* Start *

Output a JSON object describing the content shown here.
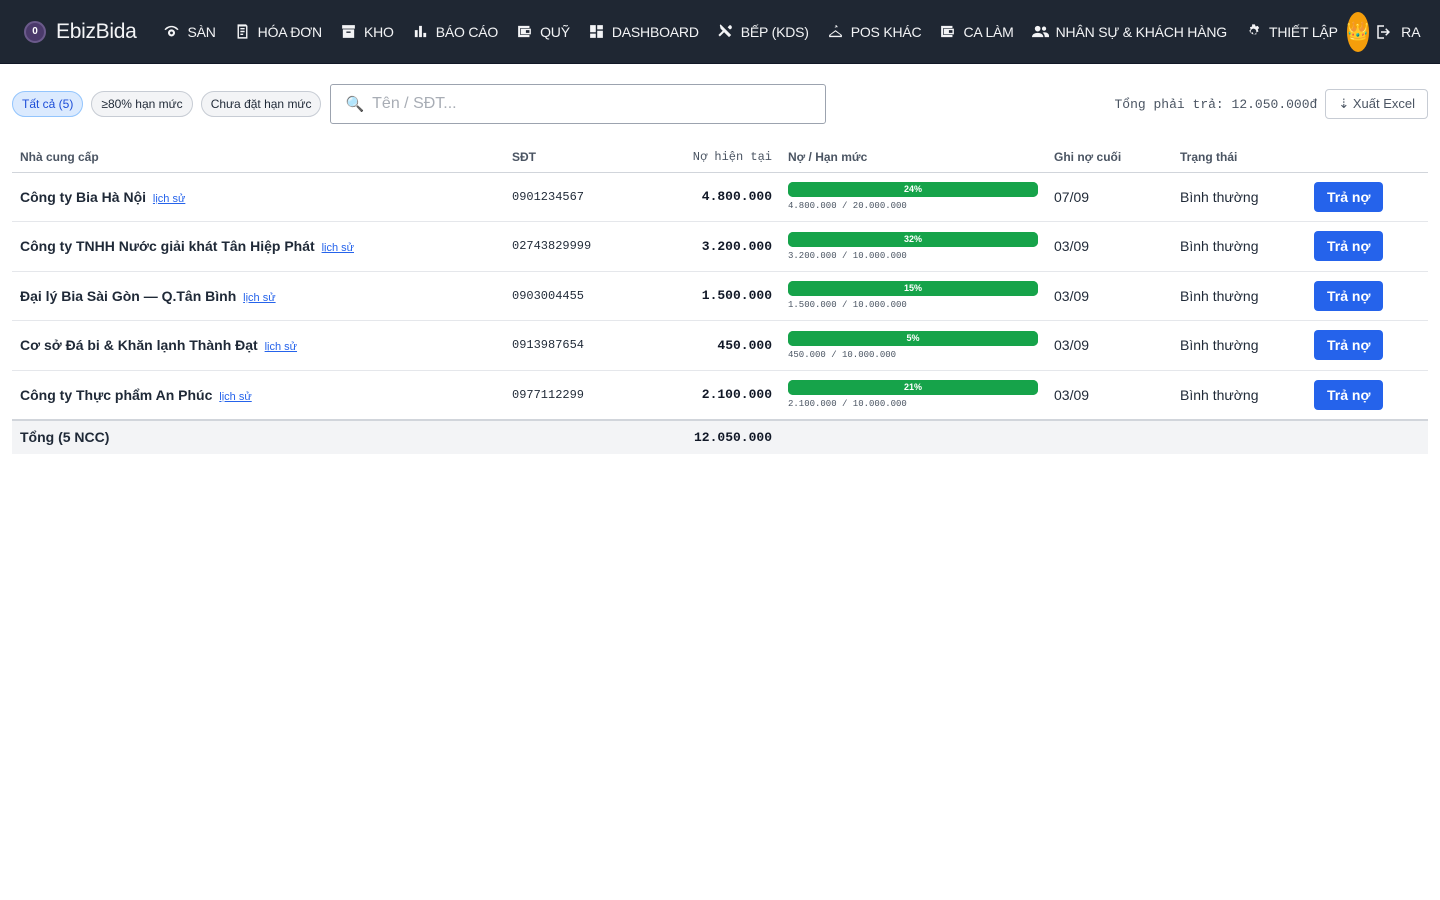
{
  "brand": {
    "logo_text": "0",
    "name": "EbizBida"
  },
  "nav": [
    {
      "label": "SÀN",
      "icon": "eye-icon"
    },
    {
      "label": "HÓA ĐƠN",
      "icon": "receipt-icon"
    },
    {
      "label": "KHO",
      "icon": "archive-icon"
    },
    {
      "label": "BÁO CÁO",
      "icon": "bar-chart-icon"
    },
    {
      "label": "QUỸ",
      "icon": "wallet-icon"
    },
    {
      "label": "DASHBOARD",
      "icon": "dashboard-icon"
    },
    {
      "label": "BẾP (KDS)",
      "icon": "utensils-icon"
    },
    {
      "label": "POS KHÁC",
      "icon": "hanger-icon"
    },
    {
      "label": "CA LÀM",
      "icon": "wallet-icon"
    },
    {
      "label": "NHÂN SỰ & KHÁCH HÀNG",
      "icon": "people-icon"
    },
    {
      "label": "THIẾT LẬP",
      "icon": "gear-icon"
    }
  ],
  "avatar": {
    "glyph": "👑"
  },
  "logout": {
    "label": "RA"
  },
  "filters": {
    "chips": [
      {
        "label": "Tất cả (5)",
        "active": true
      },
      {
        "label": "≥80% hạn mức",
        "active": false
      },
      {
        "label": "Chưa đặt hạn mức",
        "active": false
      }
    ],
    "search_placeholder": "Tên / SĐT...",
    "search_value": ""
  },
  "summary": {
    "total_label": "Tổng phải trả: 12.050.000đ",
    "export_label": "⇣ Xuất Excel"
  },
  "table": {
    "headers": {
      "supplier": "Nhà cung cấp",
      "phone": "SĐT",
      "debt": "Nợ hiện tại",
      "limit": "Nợ / Hạn mức",
      "last": "Ghi nợ cuối",
      "status": "Trạng thái"
    },
    "history_label": "lịch sử",
    "pay_label": "Trả nợ",
    "rows": [
      {
        "name": "Công ty Bia Hà Nội",
        "phone": "0901234567",
        "debt": "4.800.000",
        "pct": 24,
        "pct_label": "24%",
        "ratio": "4.800.000 / 20.000.000",
        "last": "07/09",
        "status": "Bình thường"
      },
      {
        "name": "Công ty TNHH Nước giải khát Tân Hiệp Phát",
        "phone": "02743829999",
        "debt": "3.200.000",
        "pct": 32,
        "pct_label": "32%",
        "ratio": "3.200.000 / 10.000.000",
        "last": "03/09",
        "status": "Bình thường"
      },
      {
        "name": "Đại lý Bia Sài Gòn — Q.Tân Bình",
        "phone": "0903004455",
        "debt": "1.500.000",
        "pct": 15,
        "pct_label": "15%",
        "ratio": "1.500.000 / 10.000.000",
        "last": "03/09",
        "status": "Bình thường"
      },
      {
        "name": "Cơ sở Đá bi & Khăn lạnh Thành Đạt",
        "phone": "0913987654",
        "debt": "450.000",
        "pct": 5,
        "pct_label": "5%",
        "ratio": "450.000 / 10.000.000",
        "last": "03/09",
        "status": "Bình thường"
      },
      {
        "name": "Công ty Thực phẩm An Phúc",
        "phone": "0977112299",
        "debt": "2.100.000",
        "pct": 21,
        "pct_label": "21%",
        "ratio": "2.100.000 / 10.000.000",
        "last": "03/09",
        "status": "Bình thường"
      }
    ],
    "total": {
      "label": "Tổng (5 NCC)",
      "debt": "12.050.000"
    }
  },
  "colors": {
    "nav_bg": "#1f2733",
    "accent": "#2563eb",
    "bar": "#16a34a",
    "avatar": "#f59e0b"
  }
}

* End *

▶ Task description:
Filter the listing for the word "Công" and copy every line that holds it.

▶ Task answer:
        "name": "Công ty Bia Hà Nội",
        "name": "Công ty TNHH Nước giải khát Tân Hiệp Phát",
        "name": "Công ty Thực phẩm An Phúc",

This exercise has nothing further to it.